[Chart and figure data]

++++++

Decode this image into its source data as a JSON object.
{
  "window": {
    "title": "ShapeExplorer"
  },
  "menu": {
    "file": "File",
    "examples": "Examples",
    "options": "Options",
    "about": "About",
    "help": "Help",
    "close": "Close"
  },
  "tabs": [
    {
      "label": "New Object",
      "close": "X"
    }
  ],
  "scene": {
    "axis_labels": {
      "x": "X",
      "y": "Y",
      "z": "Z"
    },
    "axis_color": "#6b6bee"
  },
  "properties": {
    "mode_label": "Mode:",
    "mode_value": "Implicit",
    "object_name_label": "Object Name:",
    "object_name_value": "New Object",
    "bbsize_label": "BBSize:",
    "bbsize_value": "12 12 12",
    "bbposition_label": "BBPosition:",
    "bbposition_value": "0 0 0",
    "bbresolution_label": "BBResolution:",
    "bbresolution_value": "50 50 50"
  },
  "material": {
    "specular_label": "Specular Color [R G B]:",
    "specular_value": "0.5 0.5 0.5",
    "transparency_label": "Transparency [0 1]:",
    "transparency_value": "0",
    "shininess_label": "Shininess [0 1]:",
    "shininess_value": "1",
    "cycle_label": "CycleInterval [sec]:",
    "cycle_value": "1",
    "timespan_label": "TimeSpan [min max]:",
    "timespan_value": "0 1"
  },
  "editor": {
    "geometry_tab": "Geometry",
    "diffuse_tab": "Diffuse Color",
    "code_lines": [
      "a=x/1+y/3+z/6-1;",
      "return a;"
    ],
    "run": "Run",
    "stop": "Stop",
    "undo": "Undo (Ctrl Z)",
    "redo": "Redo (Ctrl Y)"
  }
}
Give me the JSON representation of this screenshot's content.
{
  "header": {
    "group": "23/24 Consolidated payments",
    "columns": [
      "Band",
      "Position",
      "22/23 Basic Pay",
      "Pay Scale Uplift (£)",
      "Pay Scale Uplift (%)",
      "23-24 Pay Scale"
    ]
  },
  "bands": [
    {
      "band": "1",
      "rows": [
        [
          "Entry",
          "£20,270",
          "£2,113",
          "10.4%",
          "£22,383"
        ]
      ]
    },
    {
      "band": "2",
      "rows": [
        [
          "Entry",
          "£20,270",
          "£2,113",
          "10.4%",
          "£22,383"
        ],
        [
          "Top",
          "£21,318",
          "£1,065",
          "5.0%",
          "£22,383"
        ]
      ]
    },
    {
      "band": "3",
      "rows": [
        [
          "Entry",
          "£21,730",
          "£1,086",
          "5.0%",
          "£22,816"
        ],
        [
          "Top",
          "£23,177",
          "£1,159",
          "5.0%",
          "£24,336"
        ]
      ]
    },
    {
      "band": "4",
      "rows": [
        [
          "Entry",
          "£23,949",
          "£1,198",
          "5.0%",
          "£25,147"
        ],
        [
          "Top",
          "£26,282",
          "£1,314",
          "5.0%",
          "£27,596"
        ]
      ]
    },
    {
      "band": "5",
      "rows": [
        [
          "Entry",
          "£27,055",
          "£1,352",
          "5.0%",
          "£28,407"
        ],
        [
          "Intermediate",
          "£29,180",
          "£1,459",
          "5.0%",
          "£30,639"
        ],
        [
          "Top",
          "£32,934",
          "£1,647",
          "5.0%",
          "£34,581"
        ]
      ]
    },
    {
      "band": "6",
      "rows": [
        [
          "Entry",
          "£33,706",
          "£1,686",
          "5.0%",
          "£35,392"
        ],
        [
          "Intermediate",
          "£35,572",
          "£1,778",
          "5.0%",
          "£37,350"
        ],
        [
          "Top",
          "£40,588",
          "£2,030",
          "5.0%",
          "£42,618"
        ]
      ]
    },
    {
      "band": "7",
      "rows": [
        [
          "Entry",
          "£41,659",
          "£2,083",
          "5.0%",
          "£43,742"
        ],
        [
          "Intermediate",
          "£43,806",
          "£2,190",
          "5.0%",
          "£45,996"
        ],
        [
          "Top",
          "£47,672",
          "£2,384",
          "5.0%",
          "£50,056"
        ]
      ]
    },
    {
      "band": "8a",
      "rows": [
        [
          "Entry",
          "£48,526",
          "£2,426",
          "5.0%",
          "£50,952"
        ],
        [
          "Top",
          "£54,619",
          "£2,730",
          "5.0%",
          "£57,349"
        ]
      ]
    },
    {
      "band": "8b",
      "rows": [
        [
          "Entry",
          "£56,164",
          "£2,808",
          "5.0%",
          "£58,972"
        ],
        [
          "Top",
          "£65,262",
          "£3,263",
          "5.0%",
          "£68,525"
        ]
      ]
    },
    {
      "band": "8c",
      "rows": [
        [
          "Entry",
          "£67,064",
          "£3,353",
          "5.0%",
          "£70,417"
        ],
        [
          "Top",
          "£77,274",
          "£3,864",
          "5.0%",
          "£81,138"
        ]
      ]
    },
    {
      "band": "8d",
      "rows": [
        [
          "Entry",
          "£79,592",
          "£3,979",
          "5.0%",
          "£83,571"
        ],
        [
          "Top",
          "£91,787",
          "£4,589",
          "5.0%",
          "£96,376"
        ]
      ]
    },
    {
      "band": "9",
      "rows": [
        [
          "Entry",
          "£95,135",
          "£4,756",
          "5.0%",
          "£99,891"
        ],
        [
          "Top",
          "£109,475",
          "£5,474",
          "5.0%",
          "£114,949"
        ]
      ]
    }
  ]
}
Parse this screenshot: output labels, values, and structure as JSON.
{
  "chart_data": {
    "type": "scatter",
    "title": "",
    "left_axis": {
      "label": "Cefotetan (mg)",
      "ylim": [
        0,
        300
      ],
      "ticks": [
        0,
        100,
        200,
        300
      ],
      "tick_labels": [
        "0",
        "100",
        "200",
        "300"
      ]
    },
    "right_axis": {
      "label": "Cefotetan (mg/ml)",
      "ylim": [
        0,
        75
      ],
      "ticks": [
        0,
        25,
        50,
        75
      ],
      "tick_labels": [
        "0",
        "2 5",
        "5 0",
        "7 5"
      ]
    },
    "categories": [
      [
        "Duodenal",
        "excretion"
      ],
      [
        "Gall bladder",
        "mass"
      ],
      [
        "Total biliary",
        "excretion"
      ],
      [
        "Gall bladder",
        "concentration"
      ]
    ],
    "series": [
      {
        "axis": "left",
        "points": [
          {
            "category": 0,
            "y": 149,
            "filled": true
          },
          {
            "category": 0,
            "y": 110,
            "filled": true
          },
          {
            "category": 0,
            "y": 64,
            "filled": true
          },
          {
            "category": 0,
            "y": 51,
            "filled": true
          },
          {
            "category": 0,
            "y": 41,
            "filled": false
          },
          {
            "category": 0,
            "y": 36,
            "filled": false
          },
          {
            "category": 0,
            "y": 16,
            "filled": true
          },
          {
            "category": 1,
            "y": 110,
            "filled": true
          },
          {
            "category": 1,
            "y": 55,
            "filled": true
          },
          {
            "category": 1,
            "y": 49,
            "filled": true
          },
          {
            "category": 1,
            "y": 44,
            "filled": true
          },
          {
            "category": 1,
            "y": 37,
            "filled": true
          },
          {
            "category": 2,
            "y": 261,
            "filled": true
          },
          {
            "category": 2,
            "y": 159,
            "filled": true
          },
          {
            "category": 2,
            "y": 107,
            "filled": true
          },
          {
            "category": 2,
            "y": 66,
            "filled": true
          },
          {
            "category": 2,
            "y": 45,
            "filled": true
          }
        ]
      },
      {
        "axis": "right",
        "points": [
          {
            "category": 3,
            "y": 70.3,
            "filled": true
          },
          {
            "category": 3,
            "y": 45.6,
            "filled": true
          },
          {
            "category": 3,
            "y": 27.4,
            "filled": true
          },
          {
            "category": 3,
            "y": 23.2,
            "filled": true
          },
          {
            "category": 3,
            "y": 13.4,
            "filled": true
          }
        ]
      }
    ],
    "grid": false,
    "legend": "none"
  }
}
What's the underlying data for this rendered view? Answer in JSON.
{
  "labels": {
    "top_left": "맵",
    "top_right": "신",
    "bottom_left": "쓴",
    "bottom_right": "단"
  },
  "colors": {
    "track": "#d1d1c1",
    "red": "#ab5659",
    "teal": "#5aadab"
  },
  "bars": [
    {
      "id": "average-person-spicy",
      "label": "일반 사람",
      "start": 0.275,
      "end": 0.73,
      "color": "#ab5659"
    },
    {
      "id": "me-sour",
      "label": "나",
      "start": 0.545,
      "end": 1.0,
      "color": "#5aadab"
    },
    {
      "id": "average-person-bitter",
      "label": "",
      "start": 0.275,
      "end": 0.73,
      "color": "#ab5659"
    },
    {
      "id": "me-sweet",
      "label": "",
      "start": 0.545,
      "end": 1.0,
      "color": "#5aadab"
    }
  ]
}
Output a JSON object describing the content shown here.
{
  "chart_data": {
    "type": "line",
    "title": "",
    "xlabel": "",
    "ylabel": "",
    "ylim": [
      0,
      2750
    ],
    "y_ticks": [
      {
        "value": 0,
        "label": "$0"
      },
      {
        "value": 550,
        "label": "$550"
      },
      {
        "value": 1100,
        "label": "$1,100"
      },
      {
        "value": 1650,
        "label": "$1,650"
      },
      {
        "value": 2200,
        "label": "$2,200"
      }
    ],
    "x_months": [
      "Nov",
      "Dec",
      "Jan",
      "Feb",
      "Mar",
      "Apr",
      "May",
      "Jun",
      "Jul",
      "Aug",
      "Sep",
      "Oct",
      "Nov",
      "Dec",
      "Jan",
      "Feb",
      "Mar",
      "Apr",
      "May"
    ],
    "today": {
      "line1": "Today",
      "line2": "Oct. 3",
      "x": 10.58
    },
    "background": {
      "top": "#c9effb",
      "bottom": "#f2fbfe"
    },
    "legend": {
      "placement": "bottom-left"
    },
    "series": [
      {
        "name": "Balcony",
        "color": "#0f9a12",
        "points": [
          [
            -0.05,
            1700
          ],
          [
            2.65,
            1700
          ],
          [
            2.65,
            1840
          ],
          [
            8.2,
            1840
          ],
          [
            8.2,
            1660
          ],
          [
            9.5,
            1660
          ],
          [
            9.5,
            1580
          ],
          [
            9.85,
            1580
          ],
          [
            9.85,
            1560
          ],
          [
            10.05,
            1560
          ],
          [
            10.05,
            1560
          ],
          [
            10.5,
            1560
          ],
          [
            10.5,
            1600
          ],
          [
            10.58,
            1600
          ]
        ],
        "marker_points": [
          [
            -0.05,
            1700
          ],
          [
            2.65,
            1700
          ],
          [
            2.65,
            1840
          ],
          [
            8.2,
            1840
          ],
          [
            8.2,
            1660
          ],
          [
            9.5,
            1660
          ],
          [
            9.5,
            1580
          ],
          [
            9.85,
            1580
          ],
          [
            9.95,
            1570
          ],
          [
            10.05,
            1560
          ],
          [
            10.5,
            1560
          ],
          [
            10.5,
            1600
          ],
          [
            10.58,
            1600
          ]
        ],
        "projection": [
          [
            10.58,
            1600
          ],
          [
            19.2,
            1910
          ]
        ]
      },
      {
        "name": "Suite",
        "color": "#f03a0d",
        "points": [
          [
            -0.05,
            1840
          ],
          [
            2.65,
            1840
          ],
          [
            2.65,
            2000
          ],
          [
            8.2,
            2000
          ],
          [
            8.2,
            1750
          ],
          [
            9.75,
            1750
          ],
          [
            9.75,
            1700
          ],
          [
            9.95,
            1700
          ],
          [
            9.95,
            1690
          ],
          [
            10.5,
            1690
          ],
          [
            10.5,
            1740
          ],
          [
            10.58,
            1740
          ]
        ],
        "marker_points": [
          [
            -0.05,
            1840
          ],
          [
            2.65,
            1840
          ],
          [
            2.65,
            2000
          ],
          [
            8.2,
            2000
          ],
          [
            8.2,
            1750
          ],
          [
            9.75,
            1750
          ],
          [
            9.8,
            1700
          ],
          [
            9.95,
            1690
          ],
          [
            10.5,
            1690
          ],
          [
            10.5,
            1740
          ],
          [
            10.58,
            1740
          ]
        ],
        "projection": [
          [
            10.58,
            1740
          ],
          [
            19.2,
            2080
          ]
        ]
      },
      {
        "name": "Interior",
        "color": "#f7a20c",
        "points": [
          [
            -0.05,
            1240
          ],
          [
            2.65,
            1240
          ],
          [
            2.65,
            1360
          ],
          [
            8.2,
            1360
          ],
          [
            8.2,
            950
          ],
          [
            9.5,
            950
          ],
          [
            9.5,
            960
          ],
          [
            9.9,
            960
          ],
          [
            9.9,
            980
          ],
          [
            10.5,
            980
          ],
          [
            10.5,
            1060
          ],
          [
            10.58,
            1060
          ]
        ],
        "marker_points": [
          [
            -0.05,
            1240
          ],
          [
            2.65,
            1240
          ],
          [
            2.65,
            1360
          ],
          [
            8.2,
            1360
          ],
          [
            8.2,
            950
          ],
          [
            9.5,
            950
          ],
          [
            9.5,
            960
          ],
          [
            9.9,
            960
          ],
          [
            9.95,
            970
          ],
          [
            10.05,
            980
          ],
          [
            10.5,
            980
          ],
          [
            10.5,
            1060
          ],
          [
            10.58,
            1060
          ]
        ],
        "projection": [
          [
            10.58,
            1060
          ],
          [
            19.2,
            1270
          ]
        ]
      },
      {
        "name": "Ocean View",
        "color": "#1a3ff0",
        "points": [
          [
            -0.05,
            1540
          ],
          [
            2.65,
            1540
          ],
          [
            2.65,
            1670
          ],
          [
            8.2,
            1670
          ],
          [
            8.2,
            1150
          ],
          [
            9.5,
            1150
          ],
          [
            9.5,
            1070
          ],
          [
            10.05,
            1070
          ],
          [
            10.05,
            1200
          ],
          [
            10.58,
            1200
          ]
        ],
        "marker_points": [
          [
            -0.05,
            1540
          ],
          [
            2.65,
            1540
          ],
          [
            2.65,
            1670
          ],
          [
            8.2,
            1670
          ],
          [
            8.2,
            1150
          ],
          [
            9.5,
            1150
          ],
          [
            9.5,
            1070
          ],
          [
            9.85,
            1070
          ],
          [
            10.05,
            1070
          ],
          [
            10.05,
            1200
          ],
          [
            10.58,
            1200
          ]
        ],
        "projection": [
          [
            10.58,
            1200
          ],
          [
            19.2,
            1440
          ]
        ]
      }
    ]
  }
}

++++++

# [What is needed]
Check every line in the material above for the string "JSON", then give only the number of lines that have it.

# [The answer]
5